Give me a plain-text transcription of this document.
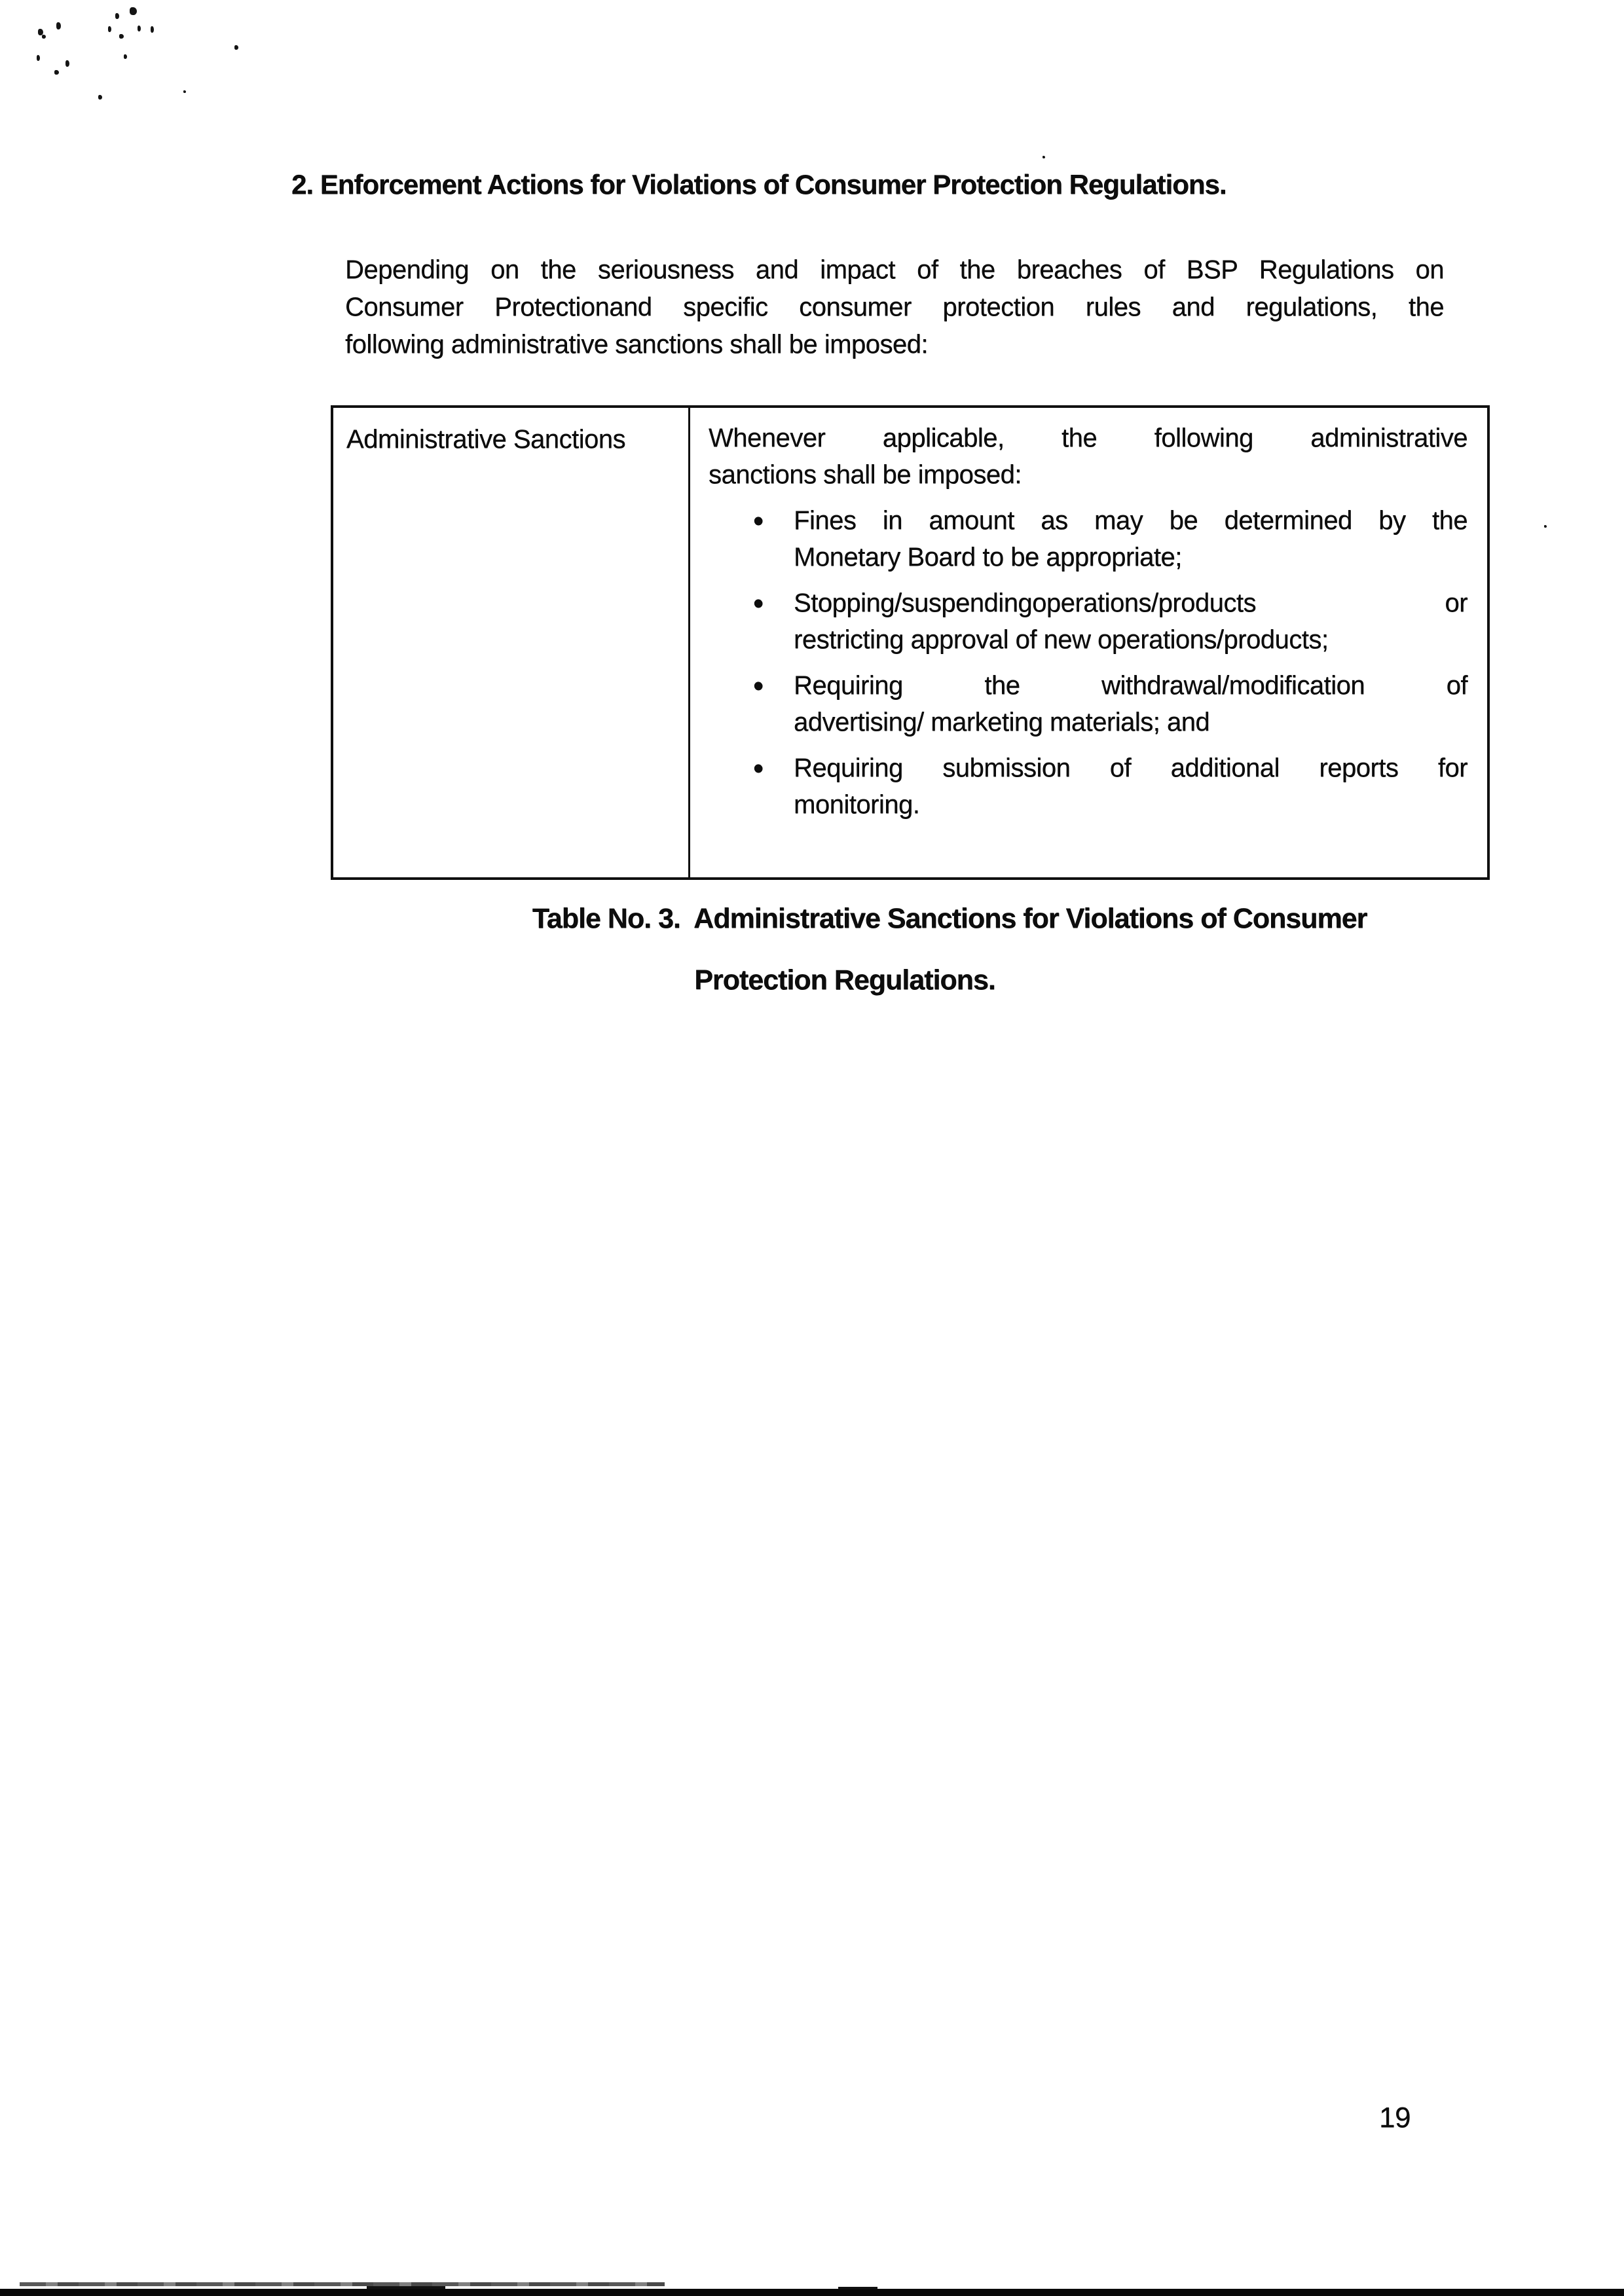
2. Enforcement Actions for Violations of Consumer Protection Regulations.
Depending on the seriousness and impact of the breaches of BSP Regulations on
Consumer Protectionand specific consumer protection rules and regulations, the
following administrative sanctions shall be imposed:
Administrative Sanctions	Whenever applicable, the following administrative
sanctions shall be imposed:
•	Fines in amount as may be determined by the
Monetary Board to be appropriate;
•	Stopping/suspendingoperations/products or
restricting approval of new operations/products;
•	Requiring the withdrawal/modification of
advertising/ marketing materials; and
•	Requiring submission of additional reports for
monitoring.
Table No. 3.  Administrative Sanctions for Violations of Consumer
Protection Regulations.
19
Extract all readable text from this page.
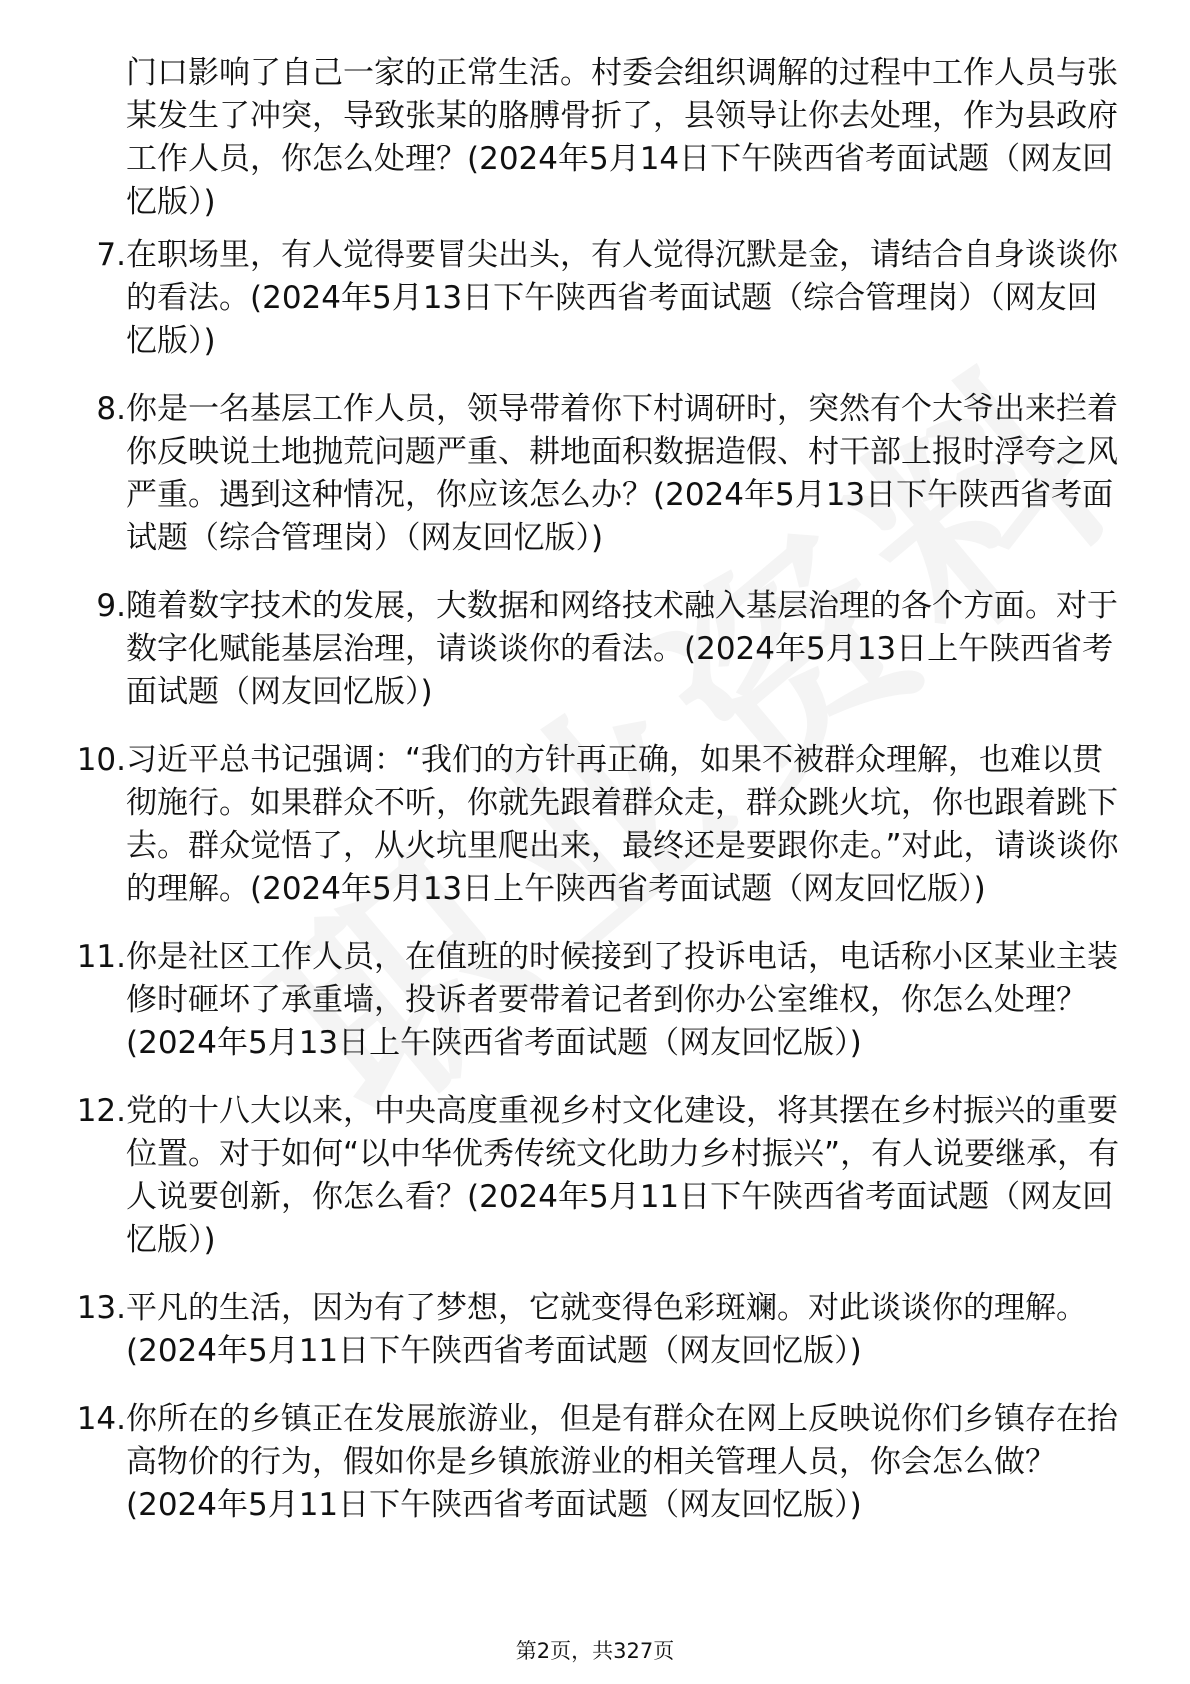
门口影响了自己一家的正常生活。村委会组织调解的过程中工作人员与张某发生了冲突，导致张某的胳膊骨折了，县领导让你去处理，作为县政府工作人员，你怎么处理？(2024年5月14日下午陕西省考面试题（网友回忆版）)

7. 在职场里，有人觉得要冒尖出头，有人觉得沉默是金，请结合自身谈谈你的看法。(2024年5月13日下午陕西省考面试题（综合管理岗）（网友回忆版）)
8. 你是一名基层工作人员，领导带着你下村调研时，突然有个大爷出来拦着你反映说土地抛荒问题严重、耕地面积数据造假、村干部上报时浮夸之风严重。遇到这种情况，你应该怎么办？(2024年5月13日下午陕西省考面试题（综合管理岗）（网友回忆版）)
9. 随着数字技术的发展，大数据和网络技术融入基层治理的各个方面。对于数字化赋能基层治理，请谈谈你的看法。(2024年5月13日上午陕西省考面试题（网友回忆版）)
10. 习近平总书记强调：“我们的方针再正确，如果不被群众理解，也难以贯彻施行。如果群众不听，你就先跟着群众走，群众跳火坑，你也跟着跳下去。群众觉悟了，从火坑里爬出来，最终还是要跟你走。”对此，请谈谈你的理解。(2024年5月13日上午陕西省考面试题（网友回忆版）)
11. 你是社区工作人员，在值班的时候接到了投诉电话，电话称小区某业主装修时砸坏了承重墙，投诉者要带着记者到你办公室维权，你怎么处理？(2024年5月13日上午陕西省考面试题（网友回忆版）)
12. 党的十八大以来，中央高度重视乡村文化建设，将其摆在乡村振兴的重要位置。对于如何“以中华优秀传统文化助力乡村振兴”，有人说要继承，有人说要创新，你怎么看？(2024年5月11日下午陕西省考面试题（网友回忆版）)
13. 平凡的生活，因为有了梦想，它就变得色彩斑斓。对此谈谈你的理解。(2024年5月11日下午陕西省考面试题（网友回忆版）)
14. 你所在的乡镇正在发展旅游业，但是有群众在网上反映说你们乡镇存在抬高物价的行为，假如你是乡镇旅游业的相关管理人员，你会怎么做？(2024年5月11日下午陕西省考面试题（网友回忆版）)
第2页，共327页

++++

▶ [Stated task] Every line in the data that holds "imposed" should be copied out.

▶ [Written response]
following administrative sanctions shall be imposed:
sanctions shall be imposed:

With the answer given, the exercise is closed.